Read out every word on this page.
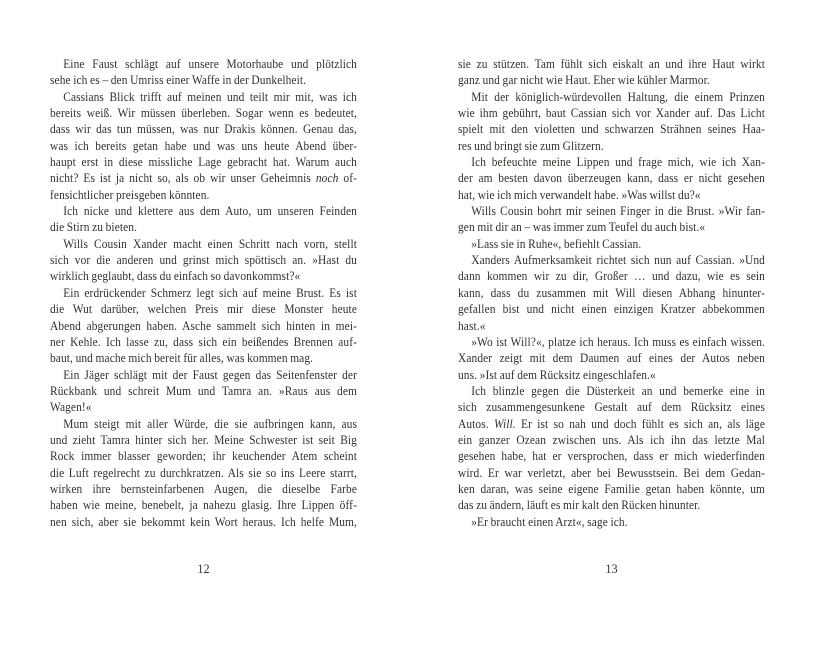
Eine Faust schlägt auf unsere Motorhaube und plötzlich
sehe ich es – den Umriss einer Waffe in der Dunkelheit.
Cassians Blick trifft auf meinen und teilt mir mit, was ich
bereits weiß. Wir müssen überleben. Sogar wenn es bedeutet,
dass wir das tun müssen, was nur Drakis können. Genau das,
was ich bereits getan habe und was uns heute Abend über-
haupt erst in diese missliche Lage gebracht hat. Warum auch
nicht? Es ist ja nicht so, als ob wir unser Geheimnis noch of-
fensichtlicher preisgeben könnten.
Ich nicke und klettere aus dem Auto, um unseren Feinden
die Stirn zu bieten.
Wills Cousin Xander macht einen Schritt nach vorn, stellt
sich vor die anderen und grinst mich spöttisch an. »Hast du
wirklich geglaubt, dass du einfach so davonkommst?«
Ein erdrückender Schmerz legt sich auf meine Brust. Es ist
die Wut darüber, welchen Preis mir diese Monster heute
Abend abgerungen haben. Asche sammelt sich hinten in mei-
ner Kehle. Ich lasse zu, dass sich ein beißendes Brennen auf-
baut, und mache mich bereit für alles, was kommen mag.
Ein Jäger schlägt mit der Faust gegen das Seitenfenster der
Rückbank und schreit Mum und Tamra an. »Raus aus dem
Wagen!«
Mum steigt mit aller Würde, die sie aufbringen kann, aus
und zieht Tamra hinter sich her. Meine Schwester ist seit Big
Rock immer blasser geworden; ihr keuchender Atem scheint
die Luft regelrecht zu durchkratzen. Als sie so ins Leere starrt,
wirken ihre bernsteinfarbenen Augen, die dieselbe Farbe
haben wie meine, benebelt, ja nahezu glasig. Ihre Lippen öff-
nen sich, aber sie bekommt kein Wort heraus. Ich helfe Mum,
sie zu stützen. Tam fühlt sich eiskalt an und ihre Haut wirkt
ganz und gar nicht wie Haut. Eher wie kühler Marmor.
Mit der königlich-würdevollen Haltung, die einem Prinzen
wie ihm gebührt, baut Cassian sich vor Xander auf. Das Licht
spielt mit den violetten und schwarzen Strähnen seines Haa-
res und bringt sie zum Glitzern.
Ich befeuchte meine Lippen und frage mich, wie ich Xan-
der am besten davon überzeugen kann, dass er nicht gesehen
hat, wie ich mich verwandelt habe. »Was willst du?«
Wills Cousin bohrt mir seinen Finger in die Brust. »Wir fan-
gen mit dir an – was immer zum Teufel du auch bist.«
»Lass sie in Ruhe«, befiehlt Cassian.
Xanders Aufmerksamkeit richtet sich nun auf Cassian. »Und
dann kommen wir zu dir, Großer … und dazu, wie es sein
kann, dass du zusammen mit Will diesen Abhang hinunter-
gefallen bist und nicht einen einzigen Kratzer abbekommen
hast.«
»Wo ist Will?«, platze ich heraus. Ich muss es einfach wissen.
Xander zeigt mit dem Daumen auf eines der Autos neben
uns. »Ist auf dem Rücksitz eingeschlafen.«
Ich blinzle gegen die Düsterkeit an und bemerke eine in
sich zusammengesunkene Gestalt auf dem Rücksitz eines
Autos. Will. Er ist so nah und doch fühlt es sich an, als läge
ein ganzer Ozean zwischen uns. Als ich ihn das letzte Mal
gesehen habe, hat er versprochen, dass er mich wiederfinden
wird. Er war verletzt, aber bei Bewusstsein. Bei dem Gedan-
ken daran, was seine eigene Familie getan haben könnte, um
das zu ändern, läuft es mir kalt den Rücken hinunter.
»Er braucht einen Arzt«, sage ich.
12	13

━━━━━━

Restate the data above exactly, stripping out each image.

Read out every word on this page.
Eine Faust schlägt auf unsere Motorhaube und plötzlich
sehe ich es – den Umriss einer Waffe in der Dunkelheit.
Cassians Blick trifft auf meinen und teilt mir mit, was ich
bereits weiß. Wir müssen überleben. Sogar wenn es bedeutet,
dass wir das tun müssen, was nur Drakis können. Genau das,
was ich bereits getan habe und was uns heute Abend über-
haupt erst in diese missliche Lage gebracht hat. Warum auch
nicht? Es ist ja nicht so, als ob wir unser Geheimnis noch of-
fensichtlicher preisgeben könnten.
Ich nicke und klettere aus dem Auto, um unseren Feinden
die Stirn zu bieten.
Wills Cousin Xander macht einen Schritt nach vorn, stellt
sich vor die anderen und grinst mich spöttisch an. »Hast du
wirklich geglaubt, dass du einfach so davonkommst?«
Ein erdrückender Schmerz legt sich auf meine Brust. Es ist
die Wut darüber, welchen Preis mir diese Monster heute
Abend abgerungen haben. Asche sammelt sich hinten in mei-
ner Kehle. Ich lasse zu, dass sich ein beißendes Brennen auf-
baut, und mache mich bereit für alles, was kommen mag.
Ein Jäger schlägt mit der Faust gegen das Seitenfenster der
Rückbank und schreit Mum und Tamra an. »Raus aus dem
Wagen!«
Mum steigt mit aller Würde, die sie aufbringen kann, aus
und zieht Tamra hinter sich her. Meine Schwester ist seit Big
Rock immer blasser geworden; ihr keuchender Atem scheint
die Luft regelrecht zu durchkratzen. Als sie so ins Leere starrt,
wirken ihre bernsteinfarbenen Augen, die dieselbe Farbe
haben wie meine, benebelt, ja nahezu glasig. Ihre Lippen öff-
nen sich, aber sie bekommt kein Wort heraus. Ich helfe Mum,
sie zu stützen. Tam fühlt sich eiskalt an und ihre Haut wirkt
ganz und gar nicht wie Haut. Eher wie kühler Marmor.
Mit der königlich-würdevollen Haltung, die einem Prinzen
wie ihm gebührt, baut Cassian sich vor Xander auf. Das Licht
spielt mit den violetten und schwarzen Strähnen seines Haa-
res und bringt sie zum Glitzern.
Ich befeuchte meine Lippen und frage mich, wie ich Xan-
der am besten davon überzeugen kann, dass er nicht gesehen
hat, wie ich mich verwandelt habe. »Was willst du?«
Wills Cousin bohrt mir seinen Finger in die Brust. »Wir fan-
gen mit dir an – was immer zum Teufel du auch bist.«
»Lass sie in Ruhe«, befiehlt Cassian.
Xanders Aufmerksamkeit richtet sich nun auf Cassian. »Und
dann kommen wir zu dir, Großer … und dazu, wie es sein
kann, dass du zusammen mit Will diesen Abhang hinunter-
gefallen bist und nicht einen einzigen Kratzer abbekommen
hast.«
»Wo ist Will?«, platze ich heraus. Ich muss es einfach wissen.
Xander zeigt mit dem Daumen auf eines der Autos neben
uns. »Ist auf dem Rücksitz eingeschlafen.«
Ich blinzle gegen die Düsterkeit an und bemerke eine in
sich zusammengesunkene Gestalt auf dem Rücksitz eines
Autos. Will. Er ist so nah und doch fühlt es sich an, als läge
ein ganzer Ozean zwischen uns. Als ich ihn das letzte Mal
gesehen habe, hat er versprochen, dass er mich wiederfinden
wird. Er war verletzt, aber bei Bewusstsein. Bei dem Gedan-
ken daran, was seine eigene Familie getan haben könnte, um
das zu ändern, läuft es mir kalt den Rücken hinunter.
»Er braucht einen Arzt«, sage ich.
12	13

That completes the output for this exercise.